** WORK INSTRUCTIONS **
Copy, in full, each line of the material that holds the word "name".

** TASK INPUTS **
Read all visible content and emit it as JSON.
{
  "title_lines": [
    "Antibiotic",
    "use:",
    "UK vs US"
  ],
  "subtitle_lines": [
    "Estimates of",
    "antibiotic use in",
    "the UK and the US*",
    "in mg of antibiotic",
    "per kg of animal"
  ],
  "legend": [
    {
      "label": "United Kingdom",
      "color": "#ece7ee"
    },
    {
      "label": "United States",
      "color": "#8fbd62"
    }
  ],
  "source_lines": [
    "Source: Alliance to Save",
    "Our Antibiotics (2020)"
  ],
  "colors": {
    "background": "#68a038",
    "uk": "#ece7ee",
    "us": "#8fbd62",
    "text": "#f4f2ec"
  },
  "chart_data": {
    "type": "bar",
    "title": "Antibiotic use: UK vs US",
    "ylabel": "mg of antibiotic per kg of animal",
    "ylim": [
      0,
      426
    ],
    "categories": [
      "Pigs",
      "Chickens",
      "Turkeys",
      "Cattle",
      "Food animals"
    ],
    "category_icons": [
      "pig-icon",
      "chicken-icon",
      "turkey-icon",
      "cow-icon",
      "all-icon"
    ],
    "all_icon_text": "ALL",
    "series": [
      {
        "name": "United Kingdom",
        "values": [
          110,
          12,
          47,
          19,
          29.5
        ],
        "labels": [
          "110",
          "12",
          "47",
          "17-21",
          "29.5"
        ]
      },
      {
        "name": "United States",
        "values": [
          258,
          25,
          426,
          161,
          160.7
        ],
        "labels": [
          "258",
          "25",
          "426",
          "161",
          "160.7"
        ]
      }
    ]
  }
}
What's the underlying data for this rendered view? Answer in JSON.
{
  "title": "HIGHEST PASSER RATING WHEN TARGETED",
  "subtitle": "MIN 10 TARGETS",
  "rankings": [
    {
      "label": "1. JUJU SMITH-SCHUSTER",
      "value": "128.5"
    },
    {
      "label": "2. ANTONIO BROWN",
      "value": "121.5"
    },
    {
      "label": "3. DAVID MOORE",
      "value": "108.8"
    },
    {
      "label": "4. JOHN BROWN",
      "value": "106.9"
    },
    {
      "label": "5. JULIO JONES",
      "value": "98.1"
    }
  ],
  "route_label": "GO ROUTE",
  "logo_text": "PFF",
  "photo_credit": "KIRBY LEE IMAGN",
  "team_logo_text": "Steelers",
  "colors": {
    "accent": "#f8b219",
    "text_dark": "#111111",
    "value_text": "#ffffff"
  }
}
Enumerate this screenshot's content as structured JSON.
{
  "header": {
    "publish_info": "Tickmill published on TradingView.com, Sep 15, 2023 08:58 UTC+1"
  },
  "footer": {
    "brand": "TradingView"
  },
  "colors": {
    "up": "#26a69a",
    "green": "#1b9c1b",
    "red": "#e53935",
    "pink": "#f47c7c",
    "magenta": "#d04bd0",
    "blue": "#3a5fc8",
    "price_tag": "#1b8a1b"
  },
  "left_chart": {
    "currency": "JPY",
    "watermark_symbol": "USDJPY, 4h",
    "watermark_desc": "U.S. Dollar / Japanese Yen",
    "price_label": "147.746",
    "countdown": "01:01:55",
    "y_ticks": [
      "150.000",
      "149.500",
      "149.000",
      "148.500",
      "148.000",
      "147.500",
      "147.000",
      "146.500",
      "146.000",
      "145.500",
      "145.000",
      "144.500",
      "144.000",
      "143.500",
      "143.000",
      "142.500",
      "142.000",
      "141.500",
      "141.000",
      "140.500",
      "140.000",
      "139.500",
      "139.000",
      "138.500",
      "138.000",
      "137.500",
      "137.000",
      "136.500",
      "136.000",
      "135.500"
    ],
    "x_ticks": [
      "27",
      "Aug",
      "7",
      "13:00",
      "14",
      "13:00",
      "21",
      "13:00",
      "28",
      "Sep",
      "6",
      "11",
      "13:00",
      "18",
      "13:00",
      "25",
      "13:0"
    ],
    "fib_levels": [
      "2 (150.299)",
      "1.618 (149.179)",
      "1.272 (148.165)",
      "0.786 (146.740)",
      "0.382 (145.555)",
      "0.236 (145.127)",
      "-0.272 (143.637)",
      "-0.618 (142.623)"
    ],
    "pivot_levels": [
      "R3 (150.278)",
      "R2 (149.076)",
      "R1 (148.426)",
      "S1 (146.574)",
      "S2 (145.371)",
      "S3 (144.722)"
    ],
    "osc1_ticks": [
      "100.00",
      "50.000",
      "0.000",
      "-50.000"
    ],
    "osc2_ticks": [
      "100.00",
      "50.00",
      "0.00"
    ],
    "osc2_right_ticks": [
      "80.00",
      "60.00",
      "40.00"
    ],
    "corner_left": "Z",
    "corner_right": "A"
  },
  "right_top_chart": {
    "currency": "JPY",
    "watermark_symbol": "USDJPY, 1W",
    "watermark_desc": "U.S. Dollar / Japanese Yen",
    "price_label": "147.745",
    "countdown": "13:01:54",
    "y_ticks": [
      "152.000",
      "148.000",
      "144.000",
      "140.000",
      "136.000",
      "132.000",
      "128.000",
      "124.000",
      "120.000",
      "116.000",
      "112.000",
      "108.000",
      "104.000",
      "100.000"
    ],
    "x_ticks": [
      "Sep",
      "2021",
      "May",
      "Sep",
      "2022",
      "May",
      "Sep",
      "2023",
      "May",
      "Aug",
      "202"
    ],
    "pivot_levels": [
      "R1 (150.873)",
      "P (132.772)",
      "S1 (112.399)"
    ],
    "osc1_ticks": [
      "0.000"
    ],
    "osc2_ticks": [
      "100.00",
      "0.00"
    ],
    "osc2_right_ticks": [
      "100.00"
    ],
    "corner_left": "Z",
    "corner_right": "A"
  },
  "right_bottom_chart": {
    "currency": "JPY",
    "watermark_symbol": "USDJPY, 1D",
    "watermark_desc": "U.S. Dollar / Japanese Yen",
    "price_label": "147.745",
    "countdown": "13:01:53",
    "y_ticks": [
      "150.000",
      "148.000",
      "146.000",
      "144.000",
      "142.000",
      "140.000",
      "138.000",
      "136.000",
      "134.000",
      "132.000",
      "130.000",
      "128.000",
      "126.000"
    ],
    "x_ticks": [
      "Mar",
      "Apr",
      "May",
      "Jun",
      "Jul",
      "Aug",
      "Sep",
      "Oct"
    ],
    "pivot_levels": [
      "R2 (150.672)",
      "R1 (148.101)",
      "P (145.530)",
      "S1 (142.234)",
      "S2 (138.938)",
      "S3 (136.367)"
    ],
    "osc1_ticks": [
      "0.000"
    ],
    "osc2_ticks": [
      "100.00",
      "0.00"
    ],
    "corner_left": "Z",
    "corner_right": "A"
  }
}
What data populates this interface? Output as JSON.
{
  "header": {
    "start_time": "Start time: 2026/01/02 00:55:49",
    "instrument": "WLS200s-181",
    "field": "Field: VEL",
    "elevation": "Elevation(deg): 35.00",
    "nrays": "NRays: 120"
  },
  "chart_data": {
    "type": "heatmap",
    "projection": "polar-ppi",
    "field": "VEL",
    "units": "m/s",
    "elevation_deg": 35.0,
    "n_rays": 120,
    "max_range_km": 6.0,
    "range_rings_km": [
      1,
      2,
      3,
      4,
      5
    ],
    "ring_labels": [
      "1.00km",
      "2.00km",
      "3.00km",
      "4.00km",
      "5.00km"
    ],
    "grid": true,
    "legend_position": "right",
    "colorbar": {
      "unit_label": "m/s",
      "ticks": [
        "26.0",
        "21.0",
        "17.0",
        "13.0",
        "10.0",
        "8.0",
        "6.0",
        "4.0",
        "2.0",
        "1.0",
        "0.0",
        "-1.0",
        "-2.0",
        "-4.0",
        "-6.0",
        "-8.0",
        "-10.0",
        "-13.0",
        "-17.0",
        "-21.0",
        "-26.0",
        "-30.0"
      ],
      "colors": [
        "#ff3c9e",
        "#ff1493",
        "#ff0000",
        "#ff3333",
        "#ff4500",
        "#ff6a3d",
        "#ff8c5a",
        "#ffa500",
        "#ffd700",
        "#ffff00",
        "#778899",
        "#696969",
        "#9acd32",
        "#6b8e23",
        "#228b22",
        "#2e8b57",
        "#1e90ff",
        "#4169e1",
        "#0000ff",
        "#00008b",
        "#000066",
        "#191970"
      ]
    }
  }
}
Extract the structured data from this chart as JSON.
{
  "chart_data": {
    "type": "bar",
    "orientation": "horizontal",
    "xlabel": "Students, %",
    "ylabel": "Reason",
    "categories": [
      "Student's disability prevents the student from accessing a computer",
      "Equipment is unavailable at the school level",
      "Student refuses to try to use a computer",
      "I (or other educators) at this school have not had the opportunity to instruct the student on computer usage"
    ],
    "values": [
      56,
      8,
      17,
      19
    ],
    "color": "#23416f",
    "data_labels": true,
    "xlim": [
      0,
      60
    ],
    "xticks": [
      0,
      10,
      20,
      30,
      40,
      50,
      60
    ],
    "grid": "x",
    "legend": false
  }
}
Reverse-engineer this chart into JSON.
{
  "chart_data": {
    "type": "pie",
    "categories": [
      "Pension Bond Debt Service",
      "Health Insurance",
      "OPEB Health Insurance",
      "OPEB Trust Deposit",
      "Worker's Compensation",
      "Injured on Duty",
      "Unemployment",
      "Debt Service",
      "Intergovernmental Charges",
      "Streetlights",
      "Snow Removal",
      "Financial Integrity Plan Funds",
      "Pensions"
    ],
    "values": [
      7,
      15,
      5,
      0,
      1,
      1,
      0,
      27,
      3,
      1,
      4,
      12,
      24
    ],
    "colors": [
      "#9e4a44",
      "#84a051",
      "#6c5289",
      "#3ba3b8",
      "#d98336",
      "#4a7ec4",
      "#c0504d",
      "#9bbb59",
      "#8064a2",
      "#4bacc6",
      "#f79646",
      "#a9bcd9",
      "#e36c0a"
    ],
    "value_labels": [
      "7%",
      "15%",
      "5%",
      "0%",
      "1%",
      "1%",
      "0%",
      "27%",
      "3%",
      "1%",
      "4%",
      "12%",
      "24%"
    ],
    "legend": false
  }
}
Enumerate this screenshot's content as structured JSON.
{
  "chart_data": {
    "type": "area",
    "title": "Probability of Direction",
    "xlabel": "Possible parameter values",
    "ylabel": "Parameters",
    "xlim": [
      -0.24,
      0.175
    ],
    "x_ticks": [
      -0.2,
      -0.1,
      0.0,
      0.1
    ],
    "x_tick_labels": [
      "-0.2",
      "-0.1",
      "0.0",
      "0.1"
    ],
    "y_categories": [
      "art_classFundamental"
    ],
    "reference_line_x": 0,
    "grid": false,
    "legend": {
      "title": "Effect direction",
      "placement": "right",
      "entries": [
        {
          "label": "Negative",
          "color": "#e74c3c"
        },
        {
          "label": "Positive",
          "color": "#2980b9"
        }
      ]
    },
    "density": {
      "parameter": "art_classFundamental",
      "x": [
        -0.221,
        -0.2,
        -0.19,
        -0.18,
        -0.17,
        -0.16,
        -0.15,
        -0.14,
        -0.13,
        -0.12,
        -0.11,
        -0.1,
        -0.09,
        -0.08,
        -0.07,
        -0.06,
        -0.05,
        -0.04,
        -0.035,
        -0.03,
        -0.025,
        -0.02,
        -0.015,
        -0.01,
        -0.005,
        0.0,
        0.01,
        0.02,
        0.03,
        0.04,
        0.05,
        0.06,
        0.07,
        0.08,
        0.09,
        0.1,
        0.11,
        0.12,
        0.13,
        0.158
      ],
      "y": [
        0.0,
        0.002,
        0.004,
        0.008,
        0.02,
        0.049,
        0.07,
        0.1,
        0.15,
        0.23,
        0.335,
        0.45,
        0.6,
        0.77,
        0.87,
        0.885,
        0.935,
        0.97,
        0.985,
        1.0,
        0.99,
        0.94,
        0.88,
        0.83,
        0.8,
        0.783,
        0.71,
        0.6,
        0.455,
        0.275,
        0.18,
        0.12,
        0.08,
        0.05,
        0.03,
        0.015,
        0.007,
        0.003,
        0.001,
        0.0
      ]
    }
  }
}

** EXERCISE SOLUTION **
        "name": "United Kingdom",
        "name": "United States",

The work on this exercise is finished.